Given data
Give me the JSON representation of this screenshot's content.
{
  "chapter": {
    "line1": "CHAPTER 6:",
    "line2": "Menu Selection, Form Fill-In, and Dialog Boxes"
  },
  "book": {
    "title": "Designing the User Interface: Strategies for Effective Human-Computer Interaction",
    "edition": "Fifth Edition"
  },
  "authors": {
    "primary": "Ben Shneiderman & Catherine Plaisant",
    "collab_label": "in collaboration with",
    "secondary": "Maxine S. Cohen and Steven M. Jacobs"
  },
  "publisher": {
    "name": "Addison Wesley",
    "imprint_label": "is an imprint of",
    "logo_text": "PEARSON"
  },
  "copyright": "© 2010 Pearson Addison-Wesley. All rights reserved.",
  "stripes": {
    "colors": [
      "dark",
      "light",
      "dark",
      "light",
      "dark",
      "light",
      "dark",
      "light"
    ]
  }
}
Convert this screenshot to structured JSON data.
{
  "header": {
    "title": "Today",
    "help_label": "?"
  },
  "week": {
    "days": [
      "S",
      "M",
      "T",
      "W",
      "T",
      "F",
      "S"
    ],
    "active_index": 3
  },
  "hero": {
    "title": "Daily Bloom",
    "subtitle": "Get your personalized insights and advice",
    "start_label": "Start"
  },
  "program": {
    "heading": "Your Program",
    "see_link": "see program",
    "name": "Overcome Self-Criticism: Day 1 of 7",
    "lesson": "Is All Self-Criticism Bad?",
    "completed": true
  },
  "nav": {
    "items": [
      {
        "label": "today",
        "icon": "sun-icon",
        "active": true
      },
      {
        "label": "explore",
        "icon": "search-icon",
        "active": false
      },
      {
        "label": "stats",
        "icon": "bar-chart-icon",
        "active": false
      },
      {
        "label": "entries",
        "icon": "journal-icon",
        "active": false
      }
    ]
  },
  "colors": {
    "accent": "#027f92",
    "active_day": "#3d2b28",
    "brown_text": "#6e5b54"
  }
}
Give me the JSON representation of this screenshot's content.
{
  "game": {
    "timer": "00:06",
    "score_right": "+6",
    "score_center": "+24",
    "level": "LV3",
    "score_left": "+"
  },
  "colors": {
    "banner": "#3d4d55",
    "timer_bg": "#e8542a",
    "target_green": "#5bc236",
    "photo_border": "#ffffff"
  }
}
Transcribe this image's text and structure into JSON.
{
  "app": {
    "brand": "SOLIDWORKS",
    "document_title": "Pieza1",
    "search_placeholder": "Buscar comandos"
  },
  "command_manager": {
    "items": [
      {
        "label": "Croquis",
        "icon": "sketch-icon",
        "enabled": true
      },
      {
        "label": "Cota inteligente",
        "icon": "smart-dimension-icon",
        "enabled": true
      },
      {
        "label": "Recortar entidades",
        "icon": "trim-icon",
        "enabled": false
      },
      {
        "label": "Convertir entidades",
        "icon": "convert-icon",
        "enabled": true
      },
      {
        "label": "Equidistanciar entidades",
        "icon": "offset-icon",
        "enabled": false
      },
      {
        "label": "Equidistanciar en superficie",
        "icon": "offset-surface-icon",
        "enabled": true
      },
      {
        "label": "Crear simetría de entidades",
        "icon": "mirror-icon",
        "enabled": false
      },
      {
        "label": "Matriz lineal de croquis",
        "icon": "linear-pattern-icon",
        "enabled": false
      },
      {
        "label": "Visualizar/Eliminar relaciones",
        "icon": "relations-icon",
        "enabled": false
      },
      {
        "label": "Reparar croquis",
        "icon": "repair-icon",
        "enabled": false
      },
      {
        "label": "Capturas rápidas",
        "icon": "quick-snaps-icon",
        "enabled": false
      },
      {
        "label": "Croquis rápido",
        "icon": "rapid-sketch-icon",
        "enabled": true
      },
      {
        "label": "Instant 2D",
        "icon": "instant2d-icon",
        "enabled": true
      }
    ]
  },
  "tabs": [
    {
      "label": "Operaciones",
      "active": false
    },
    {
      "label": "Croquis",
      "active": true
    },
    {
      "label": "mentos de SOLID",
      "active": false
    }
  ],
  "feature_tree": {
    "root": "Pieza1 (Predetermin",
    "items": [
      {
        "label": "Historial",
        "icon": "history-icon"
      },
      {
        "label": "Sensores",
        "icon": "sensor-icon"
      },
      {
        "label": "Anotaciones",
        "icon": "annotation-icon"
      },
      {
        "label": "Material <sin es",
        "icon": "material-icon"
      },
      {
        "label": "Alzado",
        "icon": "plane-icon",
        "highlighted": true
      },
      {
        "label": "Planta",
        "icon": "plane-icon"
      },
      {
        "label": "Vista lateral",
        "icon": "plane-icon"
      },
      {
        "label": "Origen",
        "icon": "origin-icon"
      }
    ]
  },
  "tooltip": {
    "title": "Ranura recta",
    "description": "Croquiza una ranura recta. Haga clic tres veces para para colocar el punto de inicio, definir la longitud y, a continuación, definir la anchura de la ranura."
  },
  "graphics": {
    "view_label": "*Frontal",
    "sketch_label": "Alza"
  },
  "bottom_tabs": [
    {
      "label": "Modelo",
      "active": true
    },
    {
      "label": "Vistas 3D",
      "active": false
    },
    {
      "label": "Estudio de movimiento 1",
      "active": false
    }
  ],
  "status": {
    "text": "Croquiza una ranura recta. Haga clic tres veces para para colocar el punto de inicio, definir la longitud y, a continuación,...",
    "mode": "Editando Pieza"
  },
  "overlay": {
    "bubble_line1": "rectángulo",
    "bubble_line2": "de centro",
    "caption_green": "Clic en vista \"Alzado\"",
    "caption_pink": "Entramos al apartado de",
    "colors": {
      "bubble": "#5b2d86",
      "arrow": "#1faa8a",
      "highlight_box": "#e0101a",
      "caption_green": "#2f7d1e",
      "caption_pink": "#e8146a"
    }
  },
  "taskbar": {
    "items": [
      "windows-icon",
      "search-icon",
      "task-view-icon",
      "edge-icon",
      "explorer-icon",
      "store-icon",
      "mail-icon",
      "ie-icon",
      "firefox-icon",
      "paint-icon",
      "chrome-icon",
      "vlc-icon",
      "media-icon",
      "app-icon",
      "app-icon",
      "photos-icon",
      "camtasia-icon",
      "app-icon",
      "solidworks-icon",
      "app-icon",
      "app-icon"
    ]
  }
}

Work to do
Each line of the listing should be copied exactly.

Output for this exercise
Give me the JSON representation of this screenshot's content.
{
  "chapter": {
    "line1": "CHAPTER 6:",
    "line2": "Menu Selection, Form Fill-In, and Dialog Boxes"
  },
  "book": {
    "title": "Designing the User Interface: Strategies for Effective Human-Computer Interaction",
    "edition": "Fifth Edition"
  },
  "authors": {
    "primary": "Ben Shneiderman & Catherine Plaisant",
    "collab_label": "in collaboration with",
    "secondary": "Maxine S. Cohen and Steven M. Jacobs"
  },
  "publisher": {
    "name": "Addison Wesley",
    "imprint_label": "is an imprint of",
    "logo_text": "PEARSON"
  },
  "copyright": "© 2010 Pearson Addison-Wesley. All rights reserved.",
  "stripes": {
    "colors": [
      "dark",
      "light",
      "dark",
      "light",
      "dark",
      "light",
      "dark",
      "light"
    ]
  }
}
Convert this screenshot to structured JSON data.
{
  "header": {
    "title": "Today",
    "help_label": "?"
  },
  "week": {
    "days": [
      "S",
      "M",
      "T",
      "W",
      "T",
      "F",
      "S"
    ],
    "active_index": 3
  },
  "hero": {
    "title": "Daily Bloom",
    "subtitle": "Get your personalized insights and advice",
    "start_label": "Start"
  },
  "program": {
    "heading": "Your Program",
    "see_link": "see program",
    "name": "Overcome Self-Criticism: Day 1 of 7",
    "lesson": "Is All Self-Criticism Bad?",
    "completed": true
  },
  "nav": {
    "items": [
      {
        "label": "today",
        "icon": "sun-icon",
        "active": true
      },
      {
        "label": "explore",
        "icon": "search-icon",
        "active": false
      },
      {
        "label": "stats",
        "icon": "bar-chart-icon",
        "active": false
      },
      {
        "label": "entries",
        "icon": "journal-icon",
        "active": false
      }
    ]
  },
  "colors": {
    "accent": "#027f92",
    "active_day": "#3d2b28",
    "brown_text": "#6e5b54"
  }
}
Give me the JSON representation of this screenshot's content.
{
  "game": {
    "timer": "00:06",
    "score_right": "+6",
    "score_center": "+24",
    "level": "LV3",
    "score_left": "+"
  },
  "colors": {
    "banner": "#3d4d55",
    "timer_bg": "#e8542a",
    "target_green": "#5bc236",
    "photo_border": "#ffffff"
  }
}
Transcribe this image's text and structure into JSON.
{
  "app": {
    "brand": "SOLIDWORKS",
    "document_title": "Pieza1",
    "search_placeholder": "Buscar comandos"
  },
  "command_manager": {
    "items": [
      {
        "label": "Croquis",
        "icon": "sketch-icon",
        "enabled": true
      },
      {
        "label": "Cota inteligente",
        "icon": "smart-dimension-icon",
        "enabled": true
      },
      {
        "label": "Recortar entidades",
        "icon": "trim-icon",
        "enabled": false
      },
      {
        "label": "Convertir entidades",
        "icon": "convert-icon",
        "enabled": true
      },
      {
        "label": "Equidistanciar entidades",
        "icon": "offset-icon",
        "enabled": false
      },
      {
        "label": "Equidistanciar en superficie",
        "icon": "offset-surface-icon",
        "enabled": true
      },
      {
        "label": "Crear simetría de entidades",
        "icon": "mirror-icon",
        "enabled": false
      },
      {
        "label": "Matriz lineal de croquis",
        "icon": "linear-pattern-icon",
        "enabled": false
      },
      {
        "label": "Visualizar/Eliminar relaciones",
        "icon": "relations-icon",
        "enabled": false
      },
      {
        "label": "Reparar croquis",
        "icon": "repair-icon",
        "enabled": false
      },
      {
        "label": "Capturas rápidas",
        "icon": "quick-snaps-icon",
        "enabled": false
      },
      {
        "label": "Croquis rápido",
        "icon": "rapid-sketch-icon",
        "enabled": true
      },
      {
        "label": "Instant 2D",
        "icon": "instant2d-icon",
        "enabled": true
      }
    ]
  },
  "tabs": [
    {
      "label": "Operaciones",
      "active": false
    },
    {
      "label": "Croquis",
      "active": true
    },
    {
      "label": "mentos de SOLID",
      "active": false
    }
  ],
  "feature_tree": {
    "root": "Pieza1 (Predetermin",
    "items": [
      {
        "label": "Historial",
        "icon": "history-icon"
      },
      {
        "label": "Sensores",
        "icon": "sensor-icon"
      },
      {
        "label": "Anotaciones",
        "icon": "annotation-icon"
      },
      {
        "label": "Material <sin es",
        "icon": "material-icon"
      },
      {
        "label": "Alzado",
        "icon": "plane-icon",
        "highlighted": true
      },
      {
        "label": "Planta",
        "icon": "plane-icon"
      },
      {
        "label": "Vista lateral",
        "icon": "plane-icon"
      },
      {
        "label": "Origen",
        "icon": "origin-icon"
      }
    ]
  },
  "tooltip": {
    "title": "Ranura recta",
    "description": "Croquiza una ranura recta. Haga clic tres veces para para colocar el punto de inicio, definir la longitud y, a continuación, definir la anchura de la ranura."
  },
  "graphics": {
    "view_label": "*Frontal",
    "sketch_label": "Alza"
  },
  "bottom_tabs": [
    {
      "label": "Modelo",
      "active": true
    },
    {
      "label": "Vistas 3D",
      "active": false
    },
    {
      "label": "Estudio de movimiento 1",
      "active": false
    }
  ],
  "status": {
    "text": "Croquiza una ranura recta. Haga clic tres veces para para colocar el punto de inicio, definir la longitud y, a continuación,...",
    "mode": "Editando Pieza"
  },
  "overlay": {
    "bubble_line1": "rectángulo",
    "bubble_line2": "de centro",
    "caption_green": "Clic en vista \"Alzado\"",
    "caption_pink": "Entramos al apartado de",
    "colors": {
      "bubble": "#5b2d86",
      "arrow": "#1faa8a",
      "highlight_box": "#e0101a",
      "caption_green": "#2f7d1e",
      "caption_pink": "#e8146a"
    }
  },
  "taskbar": {
    "items": [
      "windows-icon",
      "search-icon",
      "task-view-icon",
      "edge-icon",
      "explorer-icon",
      "store-icon",
      "mail-icon",
      "ie-icon",
      "firefox-icon",
      "paint-icon",
      "chrome-icon",
      "vlc-icon",
      "media-icon",
      "app-icon",
      "app-icon",
      "photos-icon",
      "camtasia-icon",
      "app-icon",
      "solidworks-icon",
      "app-icon",
      "app-icon"
    ]
  }
}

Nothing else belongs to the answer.